→ Data extract

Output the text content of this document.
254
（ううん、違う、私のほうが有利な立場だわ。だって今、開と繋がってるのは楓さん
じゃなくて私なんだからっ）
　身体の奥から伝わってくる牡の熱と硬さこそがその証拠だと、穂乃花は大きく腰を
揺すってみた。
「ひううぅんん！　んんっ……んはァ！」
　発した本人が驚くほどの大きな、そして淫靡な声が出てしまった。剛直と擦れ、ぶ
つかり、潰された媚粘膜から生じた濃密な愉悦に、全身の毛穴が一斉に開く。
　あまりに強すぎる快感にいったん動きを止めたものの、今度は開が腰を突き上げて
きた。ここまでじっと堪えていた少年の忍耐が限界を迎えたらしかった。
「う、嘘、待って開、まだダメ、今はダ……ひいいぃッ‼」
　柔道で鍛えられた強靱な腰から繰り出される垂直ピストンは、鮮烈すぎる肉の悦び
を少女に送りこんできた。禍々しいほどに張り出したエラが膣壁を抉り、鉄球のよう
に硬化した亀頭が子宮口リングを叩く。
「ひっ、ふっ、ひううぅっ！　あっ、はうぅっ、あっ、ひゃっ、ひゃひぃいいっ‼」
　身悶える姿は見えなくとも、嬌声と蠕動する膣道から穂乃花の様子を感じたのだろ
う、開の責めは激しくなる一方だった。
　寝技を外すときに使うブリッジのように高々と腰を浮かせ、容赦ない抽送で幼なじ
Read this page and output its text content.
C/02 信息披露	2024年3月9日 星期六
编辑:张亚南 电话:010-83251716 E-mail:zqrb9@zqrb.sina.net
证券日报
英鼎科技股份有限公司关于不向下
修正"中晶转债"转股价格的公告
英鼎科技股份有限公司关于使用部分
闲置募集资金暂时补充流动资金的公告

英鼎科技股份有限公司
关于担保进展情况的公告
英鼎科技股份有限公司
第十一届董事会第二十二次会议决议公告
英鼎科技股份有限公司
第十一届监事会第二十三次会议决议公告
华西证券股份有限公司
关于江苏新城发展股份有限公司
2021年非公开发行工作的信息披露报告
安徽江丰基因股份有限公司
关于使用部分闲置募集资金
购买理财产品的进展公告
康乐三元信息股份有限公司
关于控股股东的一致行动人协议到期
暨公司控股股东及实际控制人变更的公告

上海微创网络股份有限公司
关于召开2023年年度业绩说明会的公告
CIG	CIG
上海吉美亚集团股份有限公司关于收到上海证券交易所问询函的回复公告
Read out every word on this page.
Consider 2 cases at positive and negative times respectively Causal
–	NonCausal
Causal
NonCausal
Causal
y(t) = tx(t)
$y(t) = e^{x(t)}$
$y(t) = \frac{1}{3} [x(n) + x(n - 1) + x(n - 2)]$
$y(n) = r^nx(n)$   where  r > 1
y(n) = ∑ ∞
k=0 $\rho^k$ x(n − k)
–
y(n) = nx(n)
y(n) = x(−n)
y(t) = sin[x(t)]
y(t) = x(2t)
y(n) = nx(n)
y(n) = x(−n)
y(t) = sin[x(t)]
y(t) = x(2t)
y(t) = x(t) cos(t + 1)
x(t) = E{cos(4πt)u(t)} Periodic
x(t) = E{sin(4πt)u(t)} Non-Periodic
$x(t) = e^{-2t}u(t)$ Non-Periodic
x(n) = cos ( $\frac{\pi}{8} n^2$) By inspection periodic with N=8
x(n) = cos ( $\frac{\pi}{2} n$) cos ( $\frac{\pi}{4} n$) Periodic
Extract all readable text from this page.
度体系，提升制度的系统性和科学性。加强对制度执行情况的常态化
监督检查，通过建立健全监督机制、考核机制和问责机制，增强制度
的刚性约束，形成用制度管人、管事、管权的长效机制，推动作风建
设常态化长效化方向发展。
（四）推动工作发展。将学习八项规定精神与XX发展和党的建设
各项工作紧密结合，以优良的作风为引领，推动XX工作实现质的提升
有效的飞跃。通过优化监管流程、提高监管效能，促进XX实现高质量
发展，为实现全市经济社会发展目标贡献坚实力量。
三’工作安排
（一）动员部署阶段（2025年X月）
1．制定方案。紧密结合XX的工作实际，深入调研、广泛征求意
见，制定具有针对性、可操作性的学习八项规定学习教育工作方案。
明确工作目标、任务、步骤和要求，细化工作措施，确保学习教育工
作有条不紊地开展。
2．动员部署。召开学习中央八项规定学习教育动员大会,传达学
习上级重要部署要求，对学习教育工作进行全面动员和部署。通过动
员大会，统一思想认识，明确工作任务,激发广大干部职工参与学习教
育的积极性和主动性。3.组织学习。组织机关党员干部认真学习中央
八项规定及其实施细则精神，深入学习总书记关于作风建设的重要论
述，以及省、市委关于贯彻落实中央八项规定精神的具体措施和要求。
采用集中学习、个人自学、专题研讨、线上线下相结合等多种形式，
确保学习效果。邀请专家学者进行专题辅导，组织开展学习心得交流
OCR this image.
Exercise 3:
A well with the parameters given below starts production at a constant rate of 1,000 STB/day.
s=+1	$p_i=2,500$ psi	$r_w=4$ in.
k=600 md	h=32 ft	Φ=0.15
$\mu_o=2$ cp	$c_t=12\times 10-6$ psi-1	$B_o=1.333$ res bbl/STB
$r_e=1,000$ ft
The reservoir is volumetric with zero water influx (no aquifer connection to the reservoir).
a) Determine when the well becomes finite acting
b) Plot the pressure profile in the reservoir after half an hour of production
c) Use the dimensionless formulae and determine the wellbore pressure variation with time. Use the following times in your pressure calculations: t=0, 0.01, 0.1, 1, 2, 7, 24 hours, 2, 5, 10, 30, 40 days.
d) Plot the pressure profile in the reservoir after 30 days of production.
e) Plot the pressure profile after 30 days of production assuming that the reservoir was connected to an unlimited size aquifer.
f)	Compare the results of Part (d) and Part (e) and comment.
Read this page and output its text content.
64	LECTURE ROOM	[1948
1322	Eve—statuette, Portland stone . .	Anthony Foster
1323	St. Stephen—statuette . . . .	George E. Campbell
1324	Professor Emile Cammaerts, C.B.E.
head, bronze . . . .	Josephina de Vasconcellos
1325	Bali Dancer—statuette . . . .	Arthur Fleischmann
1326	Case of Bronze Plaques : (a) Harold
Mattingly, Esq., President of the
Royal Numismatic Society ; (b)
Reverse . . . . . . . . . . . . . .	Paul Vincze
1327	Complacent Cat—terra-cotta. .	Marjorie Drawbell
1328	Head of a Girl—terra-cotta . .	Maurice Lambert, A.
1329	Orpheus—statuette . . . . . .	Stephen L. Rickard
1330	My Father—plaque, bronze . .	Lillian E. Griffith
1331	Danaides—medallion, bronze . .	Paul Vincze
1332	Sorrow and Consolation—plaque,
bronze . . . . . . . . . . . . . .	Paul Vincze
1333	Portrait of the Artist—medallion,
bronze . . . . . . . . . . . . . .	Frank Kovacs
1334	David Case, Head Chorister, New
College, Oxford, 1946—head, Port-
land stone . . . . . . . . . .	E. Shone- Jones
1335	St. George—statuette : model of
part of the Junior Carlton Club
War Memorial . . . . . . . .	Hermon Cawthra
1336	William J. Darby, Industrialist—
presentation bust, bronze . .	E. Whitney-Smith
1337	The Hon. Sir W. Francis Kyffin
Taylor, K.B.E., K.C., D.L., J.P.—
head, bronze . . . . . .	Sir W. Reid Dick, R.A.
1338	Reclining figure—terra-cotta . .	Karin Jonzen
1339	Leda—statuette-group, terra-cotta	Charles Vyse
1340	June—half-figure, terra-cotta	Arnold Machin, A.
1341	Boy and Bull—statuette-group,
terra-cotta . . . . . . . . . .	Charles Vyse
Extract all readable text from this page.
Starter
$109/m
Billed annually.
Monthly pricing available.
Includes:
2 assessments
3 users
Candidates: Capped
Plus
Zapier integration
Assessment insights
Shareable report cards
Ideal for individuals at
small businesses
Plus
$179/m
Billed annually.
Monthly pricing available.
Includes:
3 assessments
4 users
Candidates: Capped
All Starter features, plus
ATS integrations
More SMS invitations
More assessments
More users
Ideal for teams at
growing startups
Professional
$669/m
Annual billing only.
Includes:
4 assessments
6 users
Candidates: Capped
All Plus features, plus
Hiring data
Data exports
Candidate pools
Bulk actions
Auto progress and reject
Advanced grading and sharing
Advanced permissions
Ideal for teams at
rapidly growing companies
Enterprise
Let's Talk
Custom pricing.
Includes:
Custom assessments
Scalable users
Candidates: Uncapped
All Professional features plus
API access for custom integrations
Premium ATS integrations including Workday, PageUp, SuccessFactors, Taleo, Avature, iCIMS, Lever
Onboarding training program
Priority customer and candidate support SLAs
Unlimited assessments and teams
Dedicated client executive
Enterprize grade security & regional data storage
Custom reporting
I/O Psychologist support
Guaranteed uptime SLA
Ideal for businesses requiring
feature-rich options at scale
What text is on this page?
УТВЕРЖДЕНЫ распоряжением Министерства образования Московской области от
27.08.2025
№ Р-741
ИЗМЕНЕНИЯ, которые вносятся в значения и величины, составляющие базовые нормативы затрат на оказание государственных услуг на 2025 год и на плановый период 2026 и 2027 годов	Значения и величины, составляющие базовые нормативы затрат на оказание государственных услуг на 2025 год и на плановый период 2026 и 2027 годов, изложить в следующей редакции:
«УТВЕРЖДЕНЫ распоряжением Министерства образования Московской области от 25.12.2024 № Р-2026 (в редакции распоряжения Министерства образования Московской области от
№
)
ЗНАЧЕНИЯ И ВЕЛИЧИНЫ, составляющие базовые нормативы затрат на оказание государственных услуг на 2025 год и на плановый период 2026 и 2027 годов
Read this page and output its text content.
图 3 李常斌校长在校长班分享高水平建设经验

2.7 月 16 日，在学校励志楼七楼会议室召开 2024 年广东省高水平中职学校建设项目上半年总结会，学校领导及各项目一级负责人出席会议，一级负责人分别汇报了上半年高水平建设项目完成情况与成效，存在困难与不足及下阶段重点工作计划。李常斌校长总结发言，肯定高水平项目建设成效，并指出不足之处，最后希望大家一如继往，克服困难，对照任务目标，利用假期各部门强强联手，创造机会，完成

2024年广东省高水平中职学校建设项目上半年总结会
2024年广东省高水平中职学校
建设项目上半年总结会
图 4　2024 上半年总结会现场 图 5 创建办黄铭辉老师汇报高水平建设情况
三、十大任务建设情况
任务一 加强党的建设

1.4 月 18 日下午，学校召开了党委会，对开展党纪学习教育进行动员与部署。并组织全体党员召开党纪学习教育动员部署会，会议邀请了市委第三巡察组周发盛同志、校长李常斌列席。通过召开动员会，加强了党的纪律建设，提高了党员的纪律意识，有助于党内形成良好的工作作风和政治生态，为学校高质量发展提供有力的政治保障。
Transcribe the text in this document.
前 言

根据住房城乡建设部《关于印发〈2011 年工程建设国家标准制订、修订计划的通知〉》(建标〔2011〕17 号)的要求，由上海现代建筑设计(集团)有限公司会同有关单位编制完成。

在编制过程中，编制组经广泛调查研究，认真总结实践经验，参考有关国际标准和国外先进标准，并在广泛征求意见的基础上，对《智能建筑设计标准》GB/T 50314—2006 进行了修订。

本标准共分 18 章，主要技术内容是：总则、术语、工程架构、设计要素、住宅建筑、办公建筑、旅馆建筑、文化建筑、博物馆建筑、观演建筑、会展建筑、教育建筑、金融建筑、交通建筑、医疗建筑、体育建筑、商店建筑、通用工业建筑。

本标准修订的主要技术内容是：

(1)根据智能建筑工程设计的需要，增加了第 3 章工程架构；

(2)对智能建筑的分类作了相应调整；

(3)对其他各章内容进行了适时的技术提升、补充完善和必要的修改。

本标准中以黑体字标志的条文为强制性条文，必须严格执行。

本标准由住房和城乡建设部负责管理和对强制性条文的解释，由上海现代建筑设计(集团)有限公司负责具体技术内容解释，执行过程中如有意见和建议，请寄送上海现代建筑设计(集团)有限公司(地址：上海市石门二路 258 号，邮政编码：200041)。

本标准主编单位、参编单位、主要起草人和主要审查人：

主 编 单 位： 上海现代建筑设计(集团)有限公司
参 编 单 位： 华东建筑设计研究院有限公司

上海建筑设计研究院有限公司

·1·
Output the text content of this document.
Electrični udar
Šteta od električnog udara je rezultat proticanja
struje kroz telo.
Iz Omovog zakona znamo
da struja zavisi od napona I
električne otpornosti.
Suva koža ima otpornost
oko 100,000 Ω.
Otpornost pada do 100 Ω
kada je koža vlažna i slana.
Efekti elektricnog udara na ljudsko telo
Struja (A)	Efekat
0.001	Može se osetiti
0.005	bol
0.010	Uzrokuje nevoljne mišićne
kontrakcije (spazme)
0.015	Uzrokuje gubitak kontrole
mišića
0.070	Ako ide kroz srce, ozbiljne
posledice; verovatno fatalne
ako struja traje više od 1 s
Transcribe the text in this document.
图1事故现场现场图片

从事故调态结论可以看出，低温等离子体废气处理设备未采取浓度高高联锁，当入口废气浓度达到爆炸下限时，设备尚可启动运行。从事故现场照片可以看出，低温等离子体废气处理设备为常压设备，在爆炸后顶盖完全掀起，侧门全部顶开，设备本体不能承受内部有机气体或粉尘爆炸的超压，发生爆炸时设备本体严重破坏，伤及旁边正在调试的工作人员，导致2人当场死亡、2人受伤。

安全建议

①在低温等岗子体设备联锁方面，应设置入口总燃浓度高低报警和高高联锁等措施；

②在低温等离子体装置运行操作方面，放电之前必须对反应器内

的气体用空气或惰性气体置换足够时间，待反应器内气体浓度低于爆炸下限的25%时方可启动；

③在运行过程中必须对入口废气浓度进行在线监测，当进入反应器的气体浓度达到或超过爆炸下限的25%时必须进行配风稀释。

→ Exercise details
All lines above with "figure" in them should be returned.

→ Correct answer
1338	Reclining figure—terra-cotta . .	Karin Jonzen
1340	June—half-figure, terra-cotta	Arnold Machin, A.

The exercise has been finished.